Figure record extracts

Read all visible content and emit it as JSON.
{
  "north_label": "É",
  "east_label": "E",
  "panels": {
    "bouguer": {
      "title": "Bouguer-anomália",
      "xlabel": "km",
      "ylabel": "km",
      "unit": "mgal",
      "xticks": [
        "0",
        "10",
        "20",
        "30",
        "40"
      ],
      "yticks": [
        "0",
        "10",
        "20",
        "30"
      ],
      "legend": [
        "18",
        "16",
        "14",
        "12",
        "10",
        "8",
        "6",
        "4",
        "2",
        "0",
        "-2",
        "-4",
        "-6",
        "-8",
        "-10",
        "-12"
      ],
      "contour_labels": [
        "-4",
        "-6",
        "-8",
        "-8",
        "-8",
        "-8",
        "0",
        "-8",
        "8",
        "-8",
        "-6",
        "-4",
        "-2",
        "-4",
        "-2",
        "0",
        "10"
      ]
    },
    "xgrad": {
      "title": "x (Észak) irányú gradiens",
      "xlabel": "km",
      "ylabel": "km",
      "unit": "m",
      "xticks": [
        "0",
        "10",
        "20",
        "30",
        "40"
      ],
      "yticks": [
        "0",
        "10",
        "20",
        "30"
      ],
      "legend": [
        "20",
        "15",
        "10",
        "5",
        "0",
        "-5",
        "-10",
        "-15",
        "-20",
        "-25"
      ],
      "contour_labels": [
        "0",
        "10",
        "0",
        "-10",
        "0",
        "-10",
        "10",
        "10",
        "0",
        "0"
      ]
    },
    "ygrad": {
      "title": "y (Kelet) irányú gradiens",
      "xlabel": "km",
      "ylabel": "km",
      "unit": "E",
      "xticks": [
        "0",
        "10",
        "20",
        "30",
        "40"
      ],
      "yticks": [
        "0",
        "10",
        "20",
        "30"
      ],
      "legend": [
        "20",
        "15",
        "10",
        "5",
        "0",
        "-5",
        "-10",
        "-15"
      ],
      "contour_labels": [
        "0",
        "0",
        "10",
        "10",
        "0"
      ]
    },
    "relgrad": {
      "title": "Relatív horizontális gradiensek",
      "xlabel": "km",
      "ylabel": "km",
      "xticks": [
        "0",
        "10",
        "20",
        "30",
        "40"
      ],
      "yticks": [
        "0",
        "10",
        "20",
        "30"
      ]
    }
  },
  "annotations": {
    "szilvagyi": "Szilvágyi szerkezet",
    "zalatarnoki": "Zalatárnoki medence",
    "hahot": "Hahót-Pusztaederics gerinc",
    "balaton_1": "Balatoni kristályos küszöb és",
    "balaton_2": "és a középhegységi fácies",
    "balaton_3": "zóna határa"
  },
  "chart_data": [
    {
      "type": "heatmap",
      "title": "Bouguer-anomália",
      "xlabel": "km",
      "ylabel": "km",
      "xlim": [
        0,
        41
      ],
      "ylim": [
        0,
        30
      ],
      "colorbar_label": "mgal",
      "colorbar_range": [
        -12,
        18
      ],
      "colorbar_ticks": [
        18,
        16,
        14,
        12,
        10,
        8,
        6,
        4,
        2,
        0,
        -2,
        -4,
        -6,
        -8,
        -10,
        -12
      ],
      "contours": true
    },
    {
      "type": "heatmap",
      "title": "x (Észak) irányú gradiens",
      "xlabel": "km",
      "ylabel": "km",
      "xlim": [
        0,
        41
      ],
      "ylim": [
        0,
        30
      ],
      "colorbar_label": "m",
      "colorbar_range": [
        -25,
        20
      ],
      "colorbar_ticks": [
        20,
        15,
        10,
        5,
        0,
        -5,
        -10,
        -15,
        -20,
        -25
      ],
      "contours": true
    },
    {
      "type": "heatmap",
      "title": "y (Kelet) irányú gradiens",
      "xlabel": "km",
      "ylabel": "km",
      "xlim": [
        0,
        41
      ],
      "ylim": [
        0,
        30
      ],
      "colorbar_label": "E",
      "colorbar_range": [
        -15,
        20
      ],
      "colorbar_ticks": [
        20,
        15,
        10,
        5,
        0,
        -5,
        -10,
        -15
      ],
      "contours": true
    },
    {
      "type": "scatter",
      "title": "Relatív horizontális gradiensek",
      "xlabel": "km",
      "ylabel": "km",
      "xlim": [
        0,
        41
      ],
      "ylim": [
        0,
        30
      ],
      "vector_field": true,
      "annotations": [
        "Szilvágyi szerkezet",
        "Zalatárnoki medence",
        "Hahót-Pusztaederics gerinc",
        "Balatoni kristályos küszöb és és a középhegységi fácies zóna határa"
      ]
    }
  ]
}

Task details
From the records above, extract every entry verbatim.

Exercise solution
Read all visible content and emit it as JSON.
{
  "north_label": "É",
  "east_label": "E",
  "panels": {
    "bouguer": {
      "title": "Bouguer-anomália",
      "xlabel": "km",
      "ylabel": "km",
      "unit": "mgal",
      "xticks": [
        "0",
        "10",
        "20",
        "30",
        "40"
      ],
      "yticks": [
        "0",
        "10",
        "20",
        "30"
      ],
      "legend": [
        "18",
        "16",
        "14",
        "12",
        "10",
        "8",
        "6",
        "4",
        "2",
        "0",
        "-2",
        "-4",
        "-6",
        "-8",
        "-10",
        "-12"
      ],
      "contour_labels": [
        "-4",
        "-6",
        "-8",
        "-8",
        "-8",
        "-8",
        "0",
        "-8",
        "8",
        "-8",
        "-6",
        "-4",
        "-2",
        "-4",
        "-2",
        "0",
        "10"
      ]
    },
    "xgrad": {
      "title": "x (Észak) irányú gradiens",
      "xlabel": "km",
      "ylabel": "km",
      "unit": "m",
      "xticks": [
        "0",
        "10",
        "20",
        "30",
        "40"
      ],
      "yticks": [
        "0",
        "10",
        "20",
        "30"
      ],
      "legend": [
        "20",
        "15",
        "10",
        "5",
        "0",
        "-5",
        "-10",
        "-15",
        "-20",
        "-25"
      ],
      "contour_labels": [
        "0",
        "10",
        "0",
        "-10",
        "0",
        "-10",
        "10",
        "10",
        "0",
        "0"
      ]
    },
    "ygrad": {
      "title": "y (Kelet) irányú gradiens",
      "xlabel": "km",
      "ylabel": "km",
      "unit": "E",
      "xticks": [
        "0",
        "10",
        "20",
        "30",
        "40"
      ],
      "yticks": [
        "0",
        "10",
        "20",
        "30"
      ],
      "legend": [
        "20",
        "15",
        "10",
        "5",
        "0",
        "-5",
        "-10",
        "-15"
      ],
      "contour_labels": [
        "0",
        "0",
        "10",
        "10",
        "0"
      ]
    },
    "relgrad": {
      "title": "Relatív horizontális gradiensek",
      "xlabel": "km",
      "ylabel": "km",
      "xticks": [
        "0",
        "10",
        "20",
        "30",
        "40"
      ],
      "yticks": [
        "0",
        "10",
        "20",
        "30"
      ]
    }
  },
  "annotations": {
    "szilvagyi": "Szilvágyi szerkezet",
    "zalatarnoki": "Zalatárnoki medence",
    "hahot": "Hahót-Pusztaederics gerinc",
    "balaton_1": "Balatoni kristályos küszöb és",
    "balaton_2": "és a középhegységi fácies",
    "balaton_3": "zóna határa"
  },
  "chart_data": [
    {
      "type": "heatmap",
      "title": "Bouguer-anomália",
      "xlabel": "km",
      "ylabel": "km",
      "xlim": [
        0,
        41
      ],
      "ylim": [
        0,
        30
      ],
      "colorbar_label": "mgal",
      "colorbar_range": [
        -12,
        18
      ],
      "colorbar_ticks": [
        18,
        16,
        14,
        12,
        10,
        8,
        6,
        4,
        2,
        0,
        -2,
        -4,
        -6,
        -8,
        -10,
        -12
      ],
      "contours": true
    },
    {
      "type": "heatmap",
      "title": "x (Észak) irányú gradiens",
      "xlabel": "km",
      "ylabel": "km",
      "xlim": [
        0,
        41
      ],
      "ylim": [
        0,
        30
      ],
      "colorbar_label": "m",
      "colorbar_range": [
        -25,
        20
      ],
      "colorbar_ticks": [
        20,
        15,
        10,
        5,
        0,
        -5,
        -10,
        -15,
        -20,
        -25
      ],
      "contours": true
    },
    {
      "type": "heatmap",
      "title": "y (Kelet) irányú gradiens",
      "xlabel": "km",
      "ylabel": "km",
      "xlim": [
        0,
        41
      ],
      "ylim": [
        0,
        30
      ],
      "colorbar_label": "E",
      "colorbar_range": [
        -15,
        20
      ],
      "colorbar_ticks": [
        20,
        15,
        10,
        5,
        0,
        -5,
        -10,
        -15
      ],
      "contours": true
    },
    {
      "type": "scatter",
      "title": "Relatív horizontális gradiensek",
      "xlabel": "km",
      "ylabel": "km",
      "xlim": [
        0,
        41
      ],
      "ylim": [
        0,
        30
      ],
      "vector_field": true,
      "annotations": [
        "Szilvágyi szerkezet",
        "Zalatárnoki medence",
        "Hahót-Pusztaederics gerinc",
        "Balatoni kristályos küszöb és és a középhegységi fácies zóna határa"
      ]
    }
  ]
}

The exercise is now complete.